◆ WHAT IS NEEDED ◆
Could you write out the records below exactly as they appear, leaving out any pictures?

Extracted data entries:
________________________
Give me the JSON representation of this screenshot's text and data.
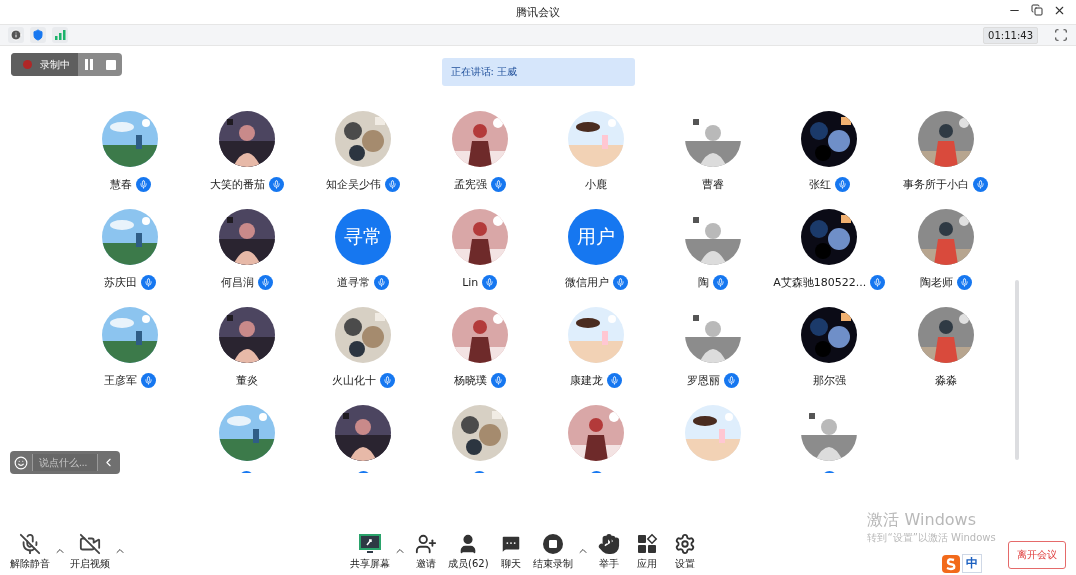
{
  "window": {
    "title": "腾讯会议",
    "timer": "01:11:43"
  },
  "recording": {
    "label": "录制中"
  },
  "speaking": "正在讲话: 王威",
  "participants": [
    {
      "name": "慧春",
      "mic": true
    },
    {
      "name": "大笑的番茄",
      "mic": true
    },
    {
      "name": "知企吴少伟",
      "mic": true
    },
    {
      "name": "孟宪强",
      "mic": true
    },
    {
      "name": "小鹿",
      "mic": false
    },
    {
      "name": "曹睿",
      "mic": false
    },
    {
      "name": "张红",
      "mic": true
    },
    {
      "name": "事务所于小白",
      "mic": true
    },
    {
      "name": "苏庆田",
      "mic": true
    },
    {
      "name": "何昌润",
      "mic": true
    },
    {
      "name": "道寻常",
      "mic": true,
      "avatar": {
        "kind": "text",
        "text": "寻常"
      }
    },
    {
      "name": "Lin",
      "mic": true
    },
    {
      "name": "微信用户",
      "mic": true,
      "avatar": {
        "kind": "text",
        "text": "用户"
      }
    },
    {
      "name": "陶",
      "mic": true
    },
    {
      "name": "A艾森驰180522...",
      "mic": true
    },
    {
      "name": "陶老师",
      "mic": true
    },
    {
      "name": "王彦军",
      "mic": true
    },
    {
      "name": "董炎",
      "mic": false
    },
    {
      "name": "火山化十",
      "mic": true
    },
    {
      "name": "杨晓璞",
      "mic": true
    },
    {
      "name": "康建龙",
      "mic": true
    },
    {
      "name": "罗恩丽",
      "mic": true
    },
    {
      "name": "那尔强",
      "mic": false
    },
    {
      "name": "淼淼",
      "mic": false
    },
    {
      "mic": true
    },
    {
      "mic": true
    },
    {
      "mic": true
    },
    {
      "mic": true
    },
    {
      "mic": false
    },
    {
      "mic": true
    }
  ],
  "chat": {
    "placeholder": "说点什么..."
  },
  "toolbar_left": [
    {
      "kind": "microphone",
      "label": "解除静音",
      "menu": true
    },
    {
      "kind": "camera",
      "label": "开启视频",
      "menu": true
    }
  ],
  "toolbar_center": [
    {
      "kind": "share",
      "label": "共享屏幕",
      "menu": true
    },
    {
      "kind": "invite",
      "label": "邀请",
      "menu": false
    },
    {
      "kind": "members",
      "label": "成员(62)",
      "menu": false
    },
    {
      "kind": "chat",
      "label": "聊天",
      "menu": false
    },
    {
      "kind": "stop",
      "label": "结束录制",
      "menu": true
    },
    {
      "kind": "hand",
      "label": "举手",
      "menu": false
    },
    {
      "kind": "apps",
      "label": "应用",
      "menu": false
    },
    {
      "kind": "settings",
      "label": "设置",
      "menu": false
    }
  ],
  "windows_notice": {
    "title": "激活 Windows",
    "text": "转到“设置”以激活 Windows"
  },
  "ime": {
    "label": "中"
  },
  "leave_button": "离开会议"
}
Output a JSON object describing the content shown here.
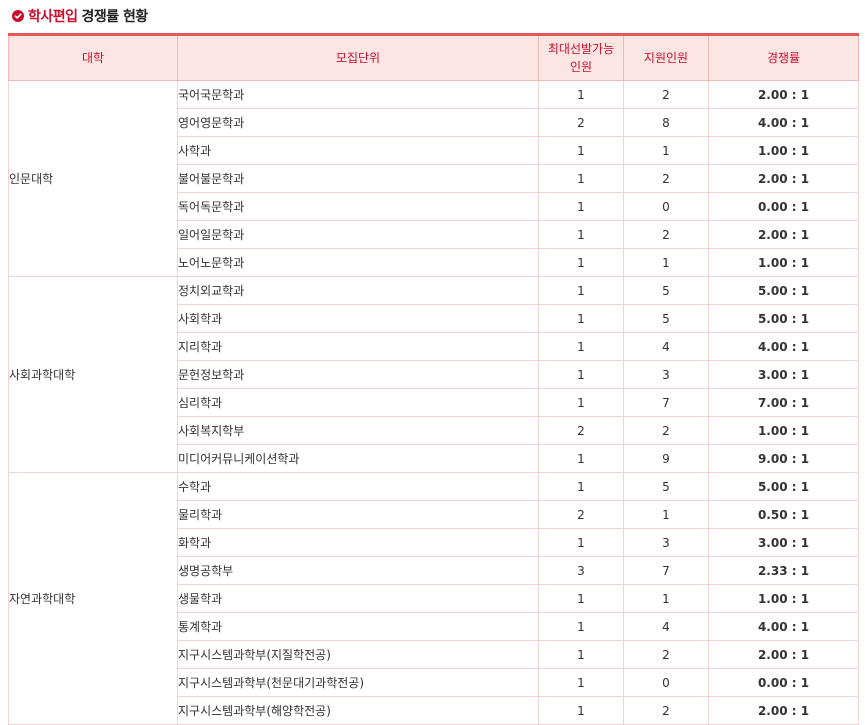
________________________
◆ CORRECT RESPONSE ◆
Give me the JSON representation of this screenshot's text and data.
{
  "window": {
    "title": "腾讯会议",
    "timer": "01:11:43"
  },
  "recording": {
    "label": "录制中"
  },
  "speaking": "正在讲话: 王威",
  "participants": [
    {
      "name": "慧春",
      "mic": true
    },
    {
      "name": "大笑的番茄",
      "mic": true
    },
    {
      "name": "知企吴少伟",
      "mic": true
    },
    {
      "name": "孟宪强",
      "mic": true
    },
    {
      "name": "小鹿",
      "mic": false
    },
    {
      "name": "曹睿",
      "mic": false
    },
    {
      "name": "张红",
      "mic": true
    },
    {
      "name": "事务所于小白",
      "mic": true
    },
    {
      "name": "苏庆田",
      "mic": true
    },
    {
      "name": "何昌润",
      "mic": true
    },
    {
      "name": "道寻常",
      "mic": true,
      "avatar": {
        "kind": "text",
        "text": "寻常"
      }
    },
    {
      "name": "Lin",
      "mic": true
    },
    {
      "name": "微信用户",
      "mic": true,
      "avatar": {
        "kind": "text",
        "text": "用户"
      }
    },
    {
      "name": "陶",
      "mic": true
    },
    {
      "name": "A艾森驰180522...",
      "mic": true
    },
    {
      "name": "陶老师",
      "mic": true
    },
    {
      "name": "王彦军",
      "mic": true
    },
    {
      "name": "董炎",
      "mic": false
    },
    {
      "name": "火山化十",
      "mic": true
    },
    {
      "name": "杨晓璞",
      "mic": true
    },
    {
      "name": "康建龙",
      "mic": true
    },
    {
      "name": "罗恩丽",
      "mic": true
    },
    {
      "name": "那尔强",
      "mic": false
    },
    {
      "name": "淼淼",
      "mic": false
    },
    {
      "mic": true
    },
    {
      "mic": true
    },
    {
      "mic": true
    },
    {
      "mic": true
    },
    {
      "mic": false
    },
    {
      "mic": true
    }
  ],
  "chat": {
    "placeholder": "说点什么..."
  },
  "toolbar_left": [
    {
      "kind": "microphone",
      "label": "解除静音",
      "menu": true
    },
    {
      "kind": "camera",
      "label": "开启视频",
      "menu": true
    }
  ],
  "toolbar_center": [
    {
      "kind": "share",
      "label": "共享屏幕",
      "menu": true
    },
    {
      "kind": "invite",
      "label": "邀请",
      "menu": false
    },
    {
      "kind": "members",
      "label": "成员(62)",
      "menu": false
    },
    {
      "kind": "chat",
      "label": "聊天",
      "menu": false
    },
    {
      "kind": "stop",
      "label": "结束录制",
      "menu": true
    },
    {
      "kind": "hand",
      "label": "举手",
      "menu": false
    },
    {
      "kind": "apps",
      "label": "应用",
      "menu": false
    },
    {
      "kind": "settings",
      "label": "设置",
      "menu": false
    }
  ],
  "windows_notice": {
    "title": "激活 Windows",
    "text": "转到“设置”以激活 Windows"
  },
  "ime": {
    "label": "中"
  },
  "leave_button": "离开会议"
}
Output a JSON object describing the content shown here.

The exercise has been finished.